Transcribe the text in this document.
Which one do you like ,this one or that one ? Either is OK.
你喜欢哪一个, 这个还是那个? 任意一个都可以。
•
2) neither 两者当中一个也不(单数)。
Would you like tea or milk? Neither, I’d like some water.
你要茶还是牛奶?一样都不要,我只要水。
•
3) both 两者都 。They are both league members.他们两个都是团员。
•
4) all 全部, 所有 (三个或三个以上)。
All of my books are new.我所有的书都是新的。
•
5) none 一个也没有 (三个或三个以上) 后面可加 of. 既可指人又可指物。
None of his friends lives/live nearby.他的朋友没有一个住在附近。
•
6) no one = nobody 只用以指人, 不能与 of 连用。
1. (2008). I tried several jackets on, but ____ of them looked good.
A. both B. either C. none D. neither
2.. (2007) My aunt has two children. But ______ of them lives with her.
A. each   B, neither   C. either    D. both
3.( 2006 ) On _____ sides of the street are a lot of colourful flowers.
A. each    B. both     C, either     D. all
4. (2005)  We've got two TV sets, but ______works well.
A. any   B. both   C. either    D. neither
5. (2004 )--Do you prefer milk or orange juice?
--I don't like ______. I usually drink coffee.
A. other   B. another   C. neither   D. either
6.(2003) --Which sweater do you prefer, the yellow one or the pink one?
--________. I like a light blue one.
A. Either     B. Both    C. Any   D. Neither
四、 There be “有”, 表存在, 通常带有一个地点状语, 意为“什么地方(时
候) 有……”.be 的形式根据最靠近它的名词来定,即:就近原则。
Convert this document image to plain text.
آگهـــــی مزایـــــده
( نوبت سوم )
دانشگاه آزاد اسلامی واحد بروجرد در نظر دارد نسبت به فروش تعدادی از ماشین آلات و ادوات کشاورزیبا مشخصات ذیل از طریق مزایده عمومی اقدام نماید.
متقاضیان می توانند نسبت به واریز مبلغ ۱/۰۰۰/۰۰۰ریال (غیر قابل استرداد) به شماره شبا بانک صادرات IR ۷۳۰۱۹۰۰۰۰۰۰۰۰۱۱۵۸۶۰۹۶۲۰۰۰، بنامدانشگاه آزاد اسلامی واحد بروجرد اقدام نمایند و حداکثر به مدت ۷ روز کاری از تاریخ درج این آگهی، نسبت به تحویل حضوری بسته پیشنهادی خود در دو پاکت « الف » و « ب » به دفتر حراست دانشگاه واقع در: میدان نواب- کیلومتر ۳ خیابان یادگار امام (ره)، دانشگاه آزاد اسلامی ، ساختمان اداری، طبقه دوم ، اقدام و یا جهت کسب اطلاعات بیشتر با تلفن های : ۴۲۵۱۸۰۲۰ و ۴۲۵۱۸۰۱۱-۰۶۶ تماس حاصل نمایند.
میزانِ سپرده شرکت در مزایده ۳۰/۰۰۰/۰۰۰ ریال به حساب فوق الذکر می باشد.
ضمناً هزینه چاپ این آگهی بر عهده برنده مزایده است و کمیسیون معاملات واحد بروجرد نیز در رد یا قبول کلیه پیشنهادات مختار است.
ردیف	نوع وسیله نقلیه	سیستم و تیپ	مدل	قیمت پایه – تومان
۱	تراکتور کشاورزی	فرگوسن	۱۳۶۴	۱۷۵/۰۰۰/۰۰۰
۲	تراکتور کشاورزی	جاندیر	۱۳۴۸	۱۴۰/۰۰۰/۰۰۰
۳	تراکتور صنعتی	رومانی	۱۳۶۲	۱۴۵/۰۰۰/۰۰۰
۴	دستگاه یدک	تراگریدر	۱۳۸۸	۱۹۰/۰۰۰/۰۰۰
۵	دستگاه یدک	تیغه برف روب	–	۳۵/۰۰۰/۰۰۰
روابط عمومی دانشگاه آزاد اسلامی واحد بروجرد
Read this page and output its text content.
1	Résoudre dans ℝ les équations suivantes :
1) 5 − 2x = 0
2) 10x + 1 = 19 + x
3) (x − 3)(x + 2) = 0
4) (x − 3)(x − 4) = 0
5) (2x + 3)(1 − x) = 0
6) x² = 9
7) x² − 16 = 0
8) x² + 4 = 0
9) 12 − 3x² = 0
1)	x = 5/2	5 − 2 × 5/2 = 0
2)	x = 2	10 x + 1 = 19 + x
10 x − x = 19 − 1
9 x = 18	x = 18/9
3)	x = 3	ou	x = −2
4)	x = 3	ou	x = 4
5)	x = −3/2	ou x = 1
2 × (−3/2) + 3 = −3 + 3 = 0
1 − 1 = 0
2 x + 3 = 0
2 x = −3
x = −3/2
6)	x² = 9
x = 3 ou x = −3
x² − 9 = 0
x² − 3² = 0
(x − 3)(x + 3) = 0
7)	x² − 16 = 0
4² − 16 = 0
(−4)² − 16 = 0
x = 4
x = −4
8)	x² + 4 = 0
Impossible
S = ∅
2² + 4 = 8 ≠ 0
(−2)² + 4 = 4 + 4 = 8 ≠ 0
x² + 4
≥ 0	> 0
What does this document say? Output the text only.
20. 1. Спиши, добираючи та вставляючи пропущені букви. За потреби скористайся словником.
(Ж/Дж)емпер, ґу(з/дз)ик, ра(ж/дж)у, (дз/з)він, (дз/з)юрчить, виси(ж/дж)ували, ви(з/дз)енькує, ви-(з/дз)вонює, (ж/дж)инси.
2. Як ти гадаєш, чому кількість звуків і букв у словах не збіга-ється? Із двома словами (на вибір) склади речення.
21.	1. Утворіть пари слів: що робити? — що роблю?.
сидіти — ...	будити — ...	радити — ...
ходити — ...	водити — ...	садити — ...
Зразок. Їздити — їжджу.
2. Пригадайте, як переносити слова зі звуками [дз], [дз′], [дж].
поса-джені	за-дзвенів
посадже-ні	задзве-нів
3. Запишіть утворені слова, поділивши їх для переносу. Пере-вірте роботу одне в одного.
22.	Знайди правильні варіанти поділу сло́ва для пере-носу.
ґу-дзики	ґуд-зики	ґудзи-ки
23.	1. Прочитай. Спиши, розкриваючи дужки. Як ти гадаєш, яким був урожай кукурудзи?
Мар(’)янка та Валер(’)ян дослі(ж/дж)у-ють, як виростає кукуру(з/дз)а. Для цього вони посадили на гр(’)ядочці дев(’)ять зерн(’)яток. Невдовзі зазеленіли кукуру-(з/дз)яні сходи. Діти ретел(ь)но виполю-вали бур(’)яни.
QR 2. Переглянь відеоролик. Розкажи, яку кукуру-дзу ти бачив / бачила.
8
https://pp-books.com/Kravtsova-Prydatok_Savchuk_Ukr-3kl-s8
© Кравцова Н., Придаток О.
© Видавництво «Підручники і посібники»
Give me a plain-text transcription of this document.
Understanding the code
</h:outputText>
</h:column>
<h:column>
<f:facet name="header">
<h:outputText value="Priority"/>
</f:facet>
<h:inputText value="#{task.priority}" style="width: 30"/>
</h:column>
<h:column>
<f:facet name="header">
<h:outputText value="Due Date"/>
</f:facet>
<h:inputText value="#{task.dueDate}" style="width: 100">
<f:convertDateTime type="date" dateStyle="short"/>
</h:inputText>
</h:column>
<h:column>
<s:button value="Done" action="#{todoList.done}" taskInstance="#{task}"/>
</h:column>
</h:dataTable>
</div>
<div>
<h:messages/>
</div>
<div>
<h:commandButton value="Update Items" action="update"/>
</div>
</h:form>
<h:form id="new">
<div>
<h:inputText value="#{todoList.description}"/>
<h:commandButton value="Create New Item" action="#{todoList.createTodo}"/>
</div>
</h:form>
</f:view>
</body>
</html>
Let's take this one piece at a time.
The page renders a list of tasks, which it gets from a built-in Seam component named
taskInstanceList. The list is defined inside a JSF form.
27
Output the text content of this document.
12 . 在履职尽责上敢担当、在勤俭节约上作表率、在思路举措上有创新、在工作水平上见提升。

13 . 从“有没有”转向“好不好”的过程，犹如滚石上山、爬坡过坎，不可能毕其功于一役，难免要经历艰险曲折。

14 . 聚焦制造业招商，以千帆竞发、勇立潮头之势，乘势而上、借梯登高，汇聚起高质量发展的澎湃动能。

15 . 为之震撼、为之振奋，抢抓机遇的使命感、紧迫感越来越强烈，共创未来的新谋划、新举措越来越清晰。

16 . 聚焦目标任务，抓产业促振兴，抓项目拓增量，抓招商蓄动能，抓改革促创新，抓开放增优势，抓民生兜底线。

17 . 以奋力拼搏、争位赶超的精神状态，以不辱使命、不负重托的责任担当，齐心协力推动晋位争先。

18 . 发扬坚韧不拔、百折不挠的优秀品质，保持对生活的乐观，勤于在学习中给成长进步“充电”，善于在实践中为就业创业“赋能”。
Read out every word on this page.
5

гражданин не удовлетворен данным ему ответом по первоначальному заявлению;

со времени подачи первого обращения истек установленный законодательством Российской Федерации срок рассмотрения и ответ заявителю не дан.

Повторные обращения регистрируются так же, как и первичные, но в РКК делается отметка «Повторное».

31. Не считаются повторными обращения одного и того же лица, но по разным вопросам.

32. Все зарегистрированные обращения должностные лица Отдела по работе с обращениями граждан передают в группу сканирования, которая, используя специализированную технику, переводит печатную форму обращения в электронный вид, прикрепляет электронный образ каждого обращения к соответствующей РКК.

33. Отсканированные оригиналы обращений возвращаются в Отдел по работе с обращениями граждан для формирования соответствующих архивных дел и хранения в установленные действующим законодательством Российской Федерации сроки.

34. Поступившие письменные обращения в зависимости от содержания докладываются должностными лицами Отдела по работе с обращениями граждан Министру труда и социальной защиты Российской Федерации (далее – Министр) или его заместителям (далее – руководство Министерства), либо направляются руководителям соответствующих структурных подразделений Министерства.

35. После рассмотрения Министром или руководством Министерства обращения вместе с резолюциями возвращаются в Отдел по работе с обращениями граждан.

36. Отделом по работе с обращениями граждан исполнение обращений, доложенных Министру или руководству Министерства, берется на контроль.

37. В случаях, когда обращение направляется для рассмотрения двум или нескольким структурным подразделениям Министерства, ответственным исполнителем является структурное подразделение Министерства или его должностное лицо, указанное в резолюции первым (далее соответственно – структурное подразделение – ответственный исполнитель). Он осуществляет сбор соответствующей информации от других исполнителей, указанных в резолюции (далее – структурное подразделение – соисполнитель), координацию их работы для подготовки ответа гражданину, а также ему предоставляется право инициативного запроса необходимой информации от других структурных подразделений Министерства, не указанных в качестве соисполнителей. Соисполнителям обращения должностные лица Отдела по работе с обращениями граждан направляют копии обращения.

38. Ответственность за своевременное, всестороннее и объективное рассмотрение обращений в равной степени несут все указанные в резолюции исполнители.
-*-
## REQUIRED TASK:
Tally up the lines in the records that contain the word "Read" and give only the total.

## FINISHED TASK:
2